■ GIVEN REQUEST
Without altering anything, repeat each of the records.

■ DATA TO USE

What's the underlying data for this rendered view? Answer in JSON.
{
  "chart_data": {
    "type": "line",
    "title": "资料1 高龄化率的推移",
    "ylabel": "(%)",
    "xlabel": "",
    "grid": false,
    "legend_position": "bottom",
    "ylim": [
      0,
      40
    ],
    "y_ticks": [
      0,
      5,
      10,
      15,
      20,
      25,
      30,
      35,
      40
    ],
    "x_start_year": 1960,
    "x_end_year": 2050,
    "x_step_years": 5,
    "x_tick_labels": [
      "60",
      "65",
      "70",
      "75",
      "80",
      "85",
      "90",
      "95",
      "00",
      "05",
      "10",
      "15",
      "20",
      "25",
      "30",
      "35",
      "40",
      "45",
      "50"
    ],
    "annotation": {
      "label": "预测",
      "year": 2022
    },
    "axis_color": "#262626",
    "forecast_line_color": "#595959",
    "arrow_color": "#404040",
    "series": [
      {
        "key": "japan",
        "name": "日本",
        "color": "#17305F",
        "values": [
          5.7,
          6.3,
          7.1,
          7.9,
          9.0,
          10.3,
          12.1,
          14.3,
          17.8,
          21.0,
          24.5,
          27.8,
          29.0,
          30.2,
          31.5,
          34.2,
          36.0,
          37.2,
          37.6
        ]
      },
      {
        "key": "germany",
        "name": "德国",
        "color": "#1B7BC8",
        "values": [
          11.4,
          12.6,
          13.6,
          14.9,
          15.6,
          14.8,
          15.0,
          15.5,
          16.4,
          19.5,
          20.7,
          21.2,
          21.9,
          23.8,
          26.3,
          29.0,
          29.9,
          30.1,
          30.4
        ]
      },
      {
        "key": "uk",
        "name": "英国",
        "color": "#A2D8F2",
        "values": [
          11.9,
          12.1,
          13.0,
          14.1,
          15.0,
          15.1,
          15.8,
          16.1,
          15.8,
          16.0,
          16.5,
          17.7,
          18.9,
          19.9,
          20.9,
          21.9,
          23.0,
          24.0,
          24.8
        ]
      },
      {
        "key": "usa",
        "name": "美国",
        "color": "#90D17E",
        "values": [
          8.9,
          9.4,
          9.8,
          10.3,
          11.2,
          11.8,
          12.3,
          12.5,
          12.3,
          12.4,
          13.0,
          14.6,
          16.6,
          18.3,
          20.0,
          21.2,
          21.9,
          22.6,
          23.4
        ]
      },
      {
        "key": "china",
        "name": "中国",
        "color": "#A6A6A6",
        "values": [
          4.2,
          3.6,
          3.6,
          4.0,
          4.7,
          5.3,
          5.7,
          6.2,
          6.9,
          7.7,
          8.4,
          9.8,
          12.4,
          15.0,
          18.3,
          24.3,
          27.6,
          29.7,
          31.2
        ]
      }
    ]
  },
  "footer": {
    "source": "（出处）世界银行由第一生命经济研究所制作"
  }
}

■ SOLVED PROBLEM
What's the underlying data for this rendered view? Answer in JSON.
{
  "chart_data": {
    "type": "line",
    "title": "资料1 高龄化率的推移",
    "ylabel": "(%)",
    "xlabel": "",
    "grid": false,
    "legend_position": "bottom",
    "ylim": [
      0,
      40
    ],
    "y_ticks": [
      0,
      5,
      10,
      15,
      20,
      25,
      30,
      35,
      40
    ],
    "x_start_year": 1960,
    "x_end_year": 2050,
    "x_step_years": 5,
    "x_tick_labels": [
      "60",
      "65",
      "70",
      "75",
      "80",
      "85",
      "90",
      "95",
      "00",
      "05",
      "10",
      "15",
      "20",
      "25",
      "30",
      "35",
      "40",
      "45",
      "50"
    ],
    "annotation": {
      "label": "预测",
      "year": 2022
    },
    "axis_color": "#262626",
    "forecast_line_color": "#595959",
    "arrow_color": "#404040",
    "series": [
      {
        "key": "japan",
        "name": "日本",
        "color": "#17305F",
        "values": [
          5.7,
          6.3,
          7.1,
          7.9,
          9.0,
          10.3,
          12.1,
          14.3,
          17.8,
          21.0,
          24.5,
          27.8,
          29.0,
          30.2,
          31.5,
          34.2,
          36.0,
          37.2,
          37.6
        ]
      },
      {
        "key": "germany",
        "name": "德国",
        "color": "#1B7BC8",
        "values": [
          11.4,
          12.6,
          13.6,
          14.9,
          15.6,
          14.8,
          15.0,
          15.5,
          16.4,
          19.5,
          20.7,
          21.2,
          21.9,
          23.8,
          26.3,
          29.0,
          29.9,
          30.1,
          30.4
        ]
      },
      {
        "key": "uk",
        "name": "英国",
        "color": "#A2D8F2",
        "values": [
          11.9,
          12.1,
          13.0,
          14.1,
          15.0,
          15.1,
          15.8,
          16.1,
          15.8,
          16.0,
          16.5,
          17.7,
          18.9,
          19.9,
          20.9,
          21.9,
          23.0,
          24.0,
          24.8
        ]
      },
      {
        "key": "usa",
        "name": "美国",
        "color": "#90D17E",
        "values": [
          8.9,
          9.4,
          9.8,
          10.3,
          11.2,
          11.8,
          12.3,
          12.5,
          12.3,
          12.4,
          13.0,
          14.6,
          16.6,
          18.3,
          20.0,
          21.2,
          21.9,
          22.6,
          23.4
        ]
      },
      {
        "key": "china",
        "name": "中国",
        "color": "#A6A6A6",
        "values": [
          4.2,
          3.6,
          3.6,
          4.0,
          4.7,
          5.3,
          5.7,
          6.2,
          6.9,
          7.7,
          8.4,
          9.8,
          12.4,
          15.0,
          18.3,
          24.3,
          27.6,
          29.7,
          31.2
        ]
      }
    ]
  },
  "footer": {
    "source": "（出处）世界银行由第一生命经济研究所制作"
  }
}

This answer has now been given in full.